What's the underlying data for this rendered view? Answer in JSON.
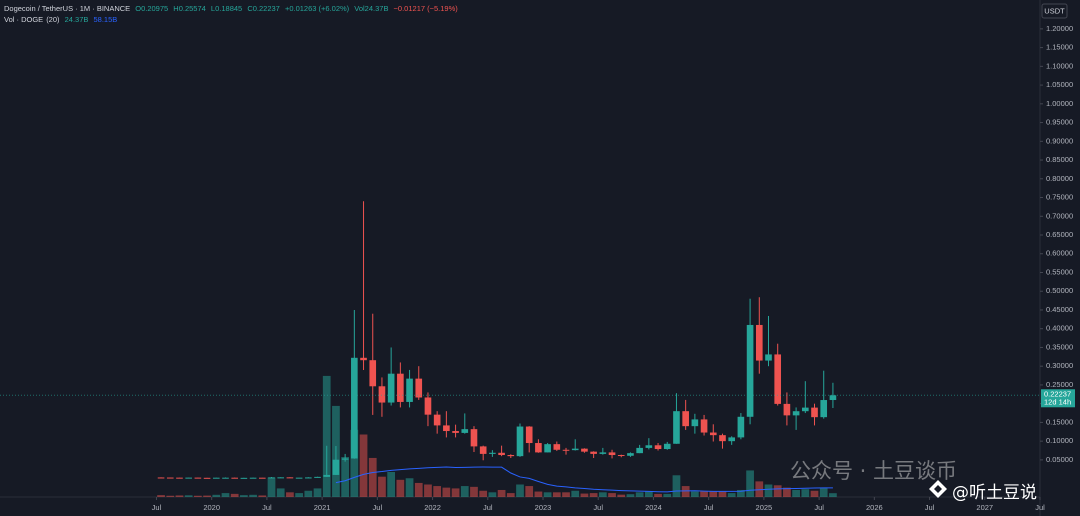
{
  "header": {
    "symbol": "Dogecoin / TetherUS · 1M · BINANCE",
    "ohlc": [
      "O0.20975",
      "H0.25574",
      "L0.18845",
      "C0.22237",
      "+0.01263 (+6.02%)"
    ],
    "volume": "Vol24.37B",
    "volume_change": "−0.01217 (−5.19%)"
  },
  "chart_data": {
    "type": "candlestick",
    "currency": "USDT",
    "x": [
      "2019-07",
      "2019-08",
      "2019-09",
      "2019-10",
      "2019-11",
      "2019-12",
      "2020-01",
      "2020-02",
      "2020-03",
      "2020-04",
      "2020-05",
      "2020-06",
      "2020-07",
      "2020-08",
      "2020-09",
      "2020-10",
      "2020-11",
      "2020-12",
      "2021-01",
      "2021-02",
      "2021-03",
      "2021-04",
      "2021-05",
      "2021-06",
      "2021-07",
      "2021-08",
      "2021-09",
      "2021-10",
      "2021-11",
      "2021-12",
      "2022-01",
      "2022-02",
      "2022-03",
      "2022-04",
      "2022-05",
      "2022-06",
      "2022-07",
      "2022-08",
      "2022-09",
      "2022-10",
      "2022-11",
      "2022-12",
      "2023-01",
      "2023-02",
      "2023-03",
      "2023-04",
      "2023-05",
      "2023-06",
      "2023-07",
      "2023-08",
      "2023-09",
      "2023-10",
      "2023-11",
      "2023-12",
      "2024-01",
      "2024-02",
      "2024-03",
      "2024-04",
      "2024-05",
      "2024-06",
      "2024-07",
      "2024-08",
      "2024-09",
      "2024-10",
      "2024-11",
      "2024-12",
      "2025-01",
      "2025-02",
      "2025-03",
      "2025-04",
      "2025-05",
      "2025-06",
      "2025-07",
      "2025-08"
    ],
    "open": [
      0.0031,
      0.0029,
      0.0026,
      0.0024,
      0.0027,
      0.0022,
      0.002,
      0.0025,
      0.0025,
      0.0018,
      0.0021,
      0.0025,
      0.0024,
      0.0033,
      0.0034,
      0.0026,
      0.0026,
      0.0032,
      0.0047,
      0.0099,
      0.0505,
      0.0538,
      0.3224,
      0.316,
      0.2464,
      0.203,
      0.28,
      0.2046,
      0.2668,
      0.2165,
      0.1707,
      0.142,
      0.127,
      0.122,
      0.132,
      0.086,
      0.066,
      0.069,
      0.063,
      0.06,
      0.139,
      0.095,
      0.07,
      0.092,
      0.077,
      0.076,
      0.08,
      0.072,
      0.066,
      0.07,
      0.063,
      0.061,
      0.068,
      0.082,
      0.089,
      0.079,
      0.093,
      0.18,
      0.14,
      0.158,
      0.123,
      0.116,
      0.1,
      0.11,
      0.165,
      0.41,
      0.315,
      0.3314,
      0.1994,
      0.1688,
      0.1799,
      0.1895,
      0.164,
      0.20975
    ],
    "high": [
      0.0034,
      0.003,
      0.0028,
      0.0029,
      0.0028,
      0.0023,
      0.0026,
      0.0034,
      0.0027,
      0.0022,
      0.0028,
      0.0026,
      0.0044,
      0.0037,
      0.0036,
      0.0028,
      0.0038,
      0.005,
      0.0876,
      0.087,
      0.0659,
      0.45,
      0.74,
      0.44,
      0.27,
      0.35,
      0.31,
      0.29,
      0.3,
      0.23,
      0.18,
      0.18,
      0.144,
      0.174,
      0.14,
      0.088,
      0.076,
      0.088,
      0.065,
      0.147,
      0.14,
      0.105,
      0.095,
      0.099,
      0.082,
      0.105,
      0.081,
      0.073,
      0.082,
      0.077,
      0.064,
      0.07,
      0.09,
      0.108,
      0.095,
      0.098,
      0.228,
      0.21,
      0.173,
      0.17,
      0.145,
      0.12,
      0.113,
      0.175,
      0.48,
      0.484,
      0.434,
      0.36,
      0.23,
      0.19,
      0.26,
      0.2,
      0.288,
      0.25574
    ],
    "low": [
      0.0024,
      0.0024,
      0.0022,
      0.0023,
      0.0021,
      0.0019,
      0.002,
      0.0024,
      0.0012,
      0.0017,
      0.002,
      0.0023,
      0.0024,
      0.003,
      0.0026,
      0.0025,
      0.0025,
      0.0028,
      0.0046,
      0.0097,
      0.0453,
      0.0532,
      0.29,
      0.17,
      0.165,
      0.195,
      0.19,
      0.19,
      0.21,
      0.14,
      0.12,
      0.11,
      0.11,
      0.12,
      0.071,
      0.049,
      0.058,
      0.06,
      0.055,
      0.058,
      0.07,
      0.069,
      0.07,
      0.074,
      0.064,
      0.075,
      0.069,
      0.055,
      0.064,
      0.054,
      0.057,
      0.058,
      0.068,
      0.078,
      0.075,
      0.077,
      0.093,
      0.13,
      0.12,
      0.115,
      0.099,
      0.08,
      0.09,
      0.105,
      0.145,
      0.28,
      0.3,
      0.195,
      0.142,
      0.13,
      0.175,
      0.142,
      0.16,
      0.18845
    ],
    "close": [
      0.0029,
      0.0026,
      0.0024,
      0.0027,
      0.0022,
      0.002,
      0.0025,
      0.0025,
      0.0018,
      0.0021,
      0.0025,
      0.0024,
      0.0033,
      0.0034,
      0.0026,
      0.0026,
      0.0032,
      0.0047,
      0.0099,
      0.0505,
      0.0538,
      0.3224,
      0.316,
      0.2464,
      0.203,
      0.28,
      0.2046,
      0.2668,
      0.2165,
      0.1707,
      0.142,
      0.127,
      0.122,
      0.132,
      0.086,
      0.066,
      0.069,
      0.063,
      0.06,
      0.139,
      0.095,
      0.07,
      0.092,
      0.077,
      0.076,
      0.08,
      0.072,
      0.066,
      0.07,
      0.063,
      0.061,
      0.068,
      0.082,
      0.089,
      0.079,
      0.093,
      0.18,
      0.14,
      0.158,
      0.123,
      0.116,
      0.1,
      0.11,
      0.165,
      0.41,
      0.315,
      0.3314,
      0.1994,
      0.1688,
      0.1799,
      0.1895,
      0.164,
      0.2097,
      0.22237
    ],
    "volume": [
      12,
      8,
      10,
      11,
      8,
      9,
      14,
      25,
      20,
      12,
      14,
      10,
      125,
      55,
      30,
      25,
      40,
      55,
      775,
      583,
      256,
      430,
      400,
      250,
      130,
      160,
      110,
      120,
      90,
      80,
      70,
      60,
      55,
      70,
      65,
      40,
      30,
      45,
      25,
      80,
      70,
      35,
      30,
      30,
      30,
      40,
      22,
      25,
      30,
      25,
      15,
      18,
      30,
      35,
      20,
      20,
      139,
      70,
      35,
      35,
      35,
      35,
      25,
      45,
      170,
      100,
      80,
      75,
      60,
      45,
      50,
      40,
      60,
      24.37
    ],
    "volume_lim": [
      0,
      800
    ],
    "up_color": "#26a69a",
    "down_color": "#ef5350",
    "volume_ma": {
      "name": "Vol · DOGE",
      "period": 20,
      "period_label": "(20)",
      "last_volume": "24.37B",
      "last_ma": "58.15B",
      "color": "#2962ff"
    },
    "xlim": [
      "2018-02",
      "2027-07"
    ],
    "xticks": [
      {
        "value": "2019-07",
        "label": "Jul"
      },
      {
        "value": "2020-01",
        "label": "2020"
      },
      {
        "value": "2020-07",
        "label": "Jul"
      },
      {
        "value": "2021-01",
        "label": "2021"
      },
      {
        "value": "2021-07",
        "label": "Jul"
      },
      {
        "value": "2022-01",
        "label": "2022"
      },
      {
        "value": "2022-07",
        "label": "Jul"
      },
      {
        "value": "2023-01",
        "label": "2023"
      },
      {
        "value": "2023-07",
        "label": "Jul"
      },
      {
        "value": "2024-01",
        "label": "2024"
      },
      {
        "value": "2024-07",
        "label": "Jul"
      },
      {
        "value": "2025-01",
        "label": "2025"
      },
      {
        "value": "2025-07",
        "label": "Jul"
      },
      {
        "value": "2026-01",
        "label": "2026"
      },
      {
        "value": "2026-07",
        "label": "Jul"
      },
      {
        "value": "2027-01",
        "label": "2027"
      },
      {
        "value": "2027-07",
        "label": "Jul"
      }
    ],
    "ylim": [
      -0.049,
      1.277
    ],
    "yticks": [
      {
        "value": 0.05,
        "label": "0.05000"
      },
      {
        "value": 0.1,
        "label": "0.10000"
      },
      {
        "value": 0.15,
        "label": "0.15000"
      },
      {
        "value": 0.2,
        "label": "0.20000"
      },
      {
        "value": 0.25,
        "label": "0.25000"
      },
      {
        "value": 0.3,
        "label": "0.30000"
      },
      {
        "value": 0.35,
        "label": "0.35000"
      },
      {
        "value": 0.4,
        "label": "0.40000"
      },
      {
        "value": 0.45,
        "label": "0.45000"
      },
      {
        "value": 0.5,
        "label": "0.50000"
      },
      {
        "value": 0.55,
        "label": "0.55000"
      },
      {
        "value": 0.6,
        "label": "0.60000"
      },
      {
        "value": 0.65,
        "label": "0.65000"
      },
      {
        "value": 0.7,
        "label": "0.70000"
      },
      {
        "value": 0.75,
        "label": "0.75000"
      },
      {
        "value": 0.8,
        "label": "0.80000"
      },
      {
        "value": 0.85,
        "label": "0.85000"
      },
      {
        "value": 0.9,
        "label": "0.90000"
      },
      {
        "value": 0.95,
        "label": "0.95000"
      },
      {
        "value": 1.0,
        "label": "1.00000"
      },
      {
        "value": 1.05,
        "label": "1.05000"
      },
      {
        "value": 1.1,
        "label": "1.10000"
      },
      {
        "value": 1.15,
        "label": "1.15000"
      },
      {
        "value": 1.2,
        "label": "1.20000"
      }
    ],
    "grid": false,
    "price_tag": {
      "price": "0.22237",
      "countdown": "12d 14h"
    }
  },
  "watermark": {
    "main": "公众号 · 土豆谈币",
    "handle": "@听土豆说"
  }
}
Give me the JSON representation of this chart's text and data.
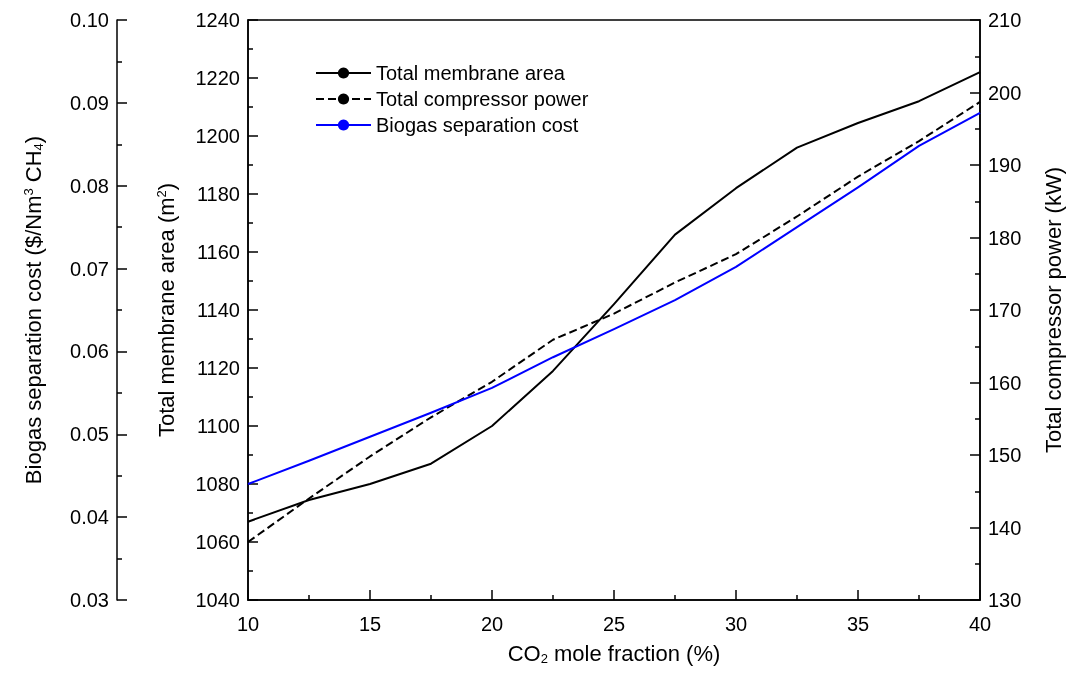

+++

Written instruction: Gather each line from the entries above that includes the word "this".

Correct result:
What's the underlying data for this rendered view? Answer in JSON.
Give me the JSON representation of this chart's text and data.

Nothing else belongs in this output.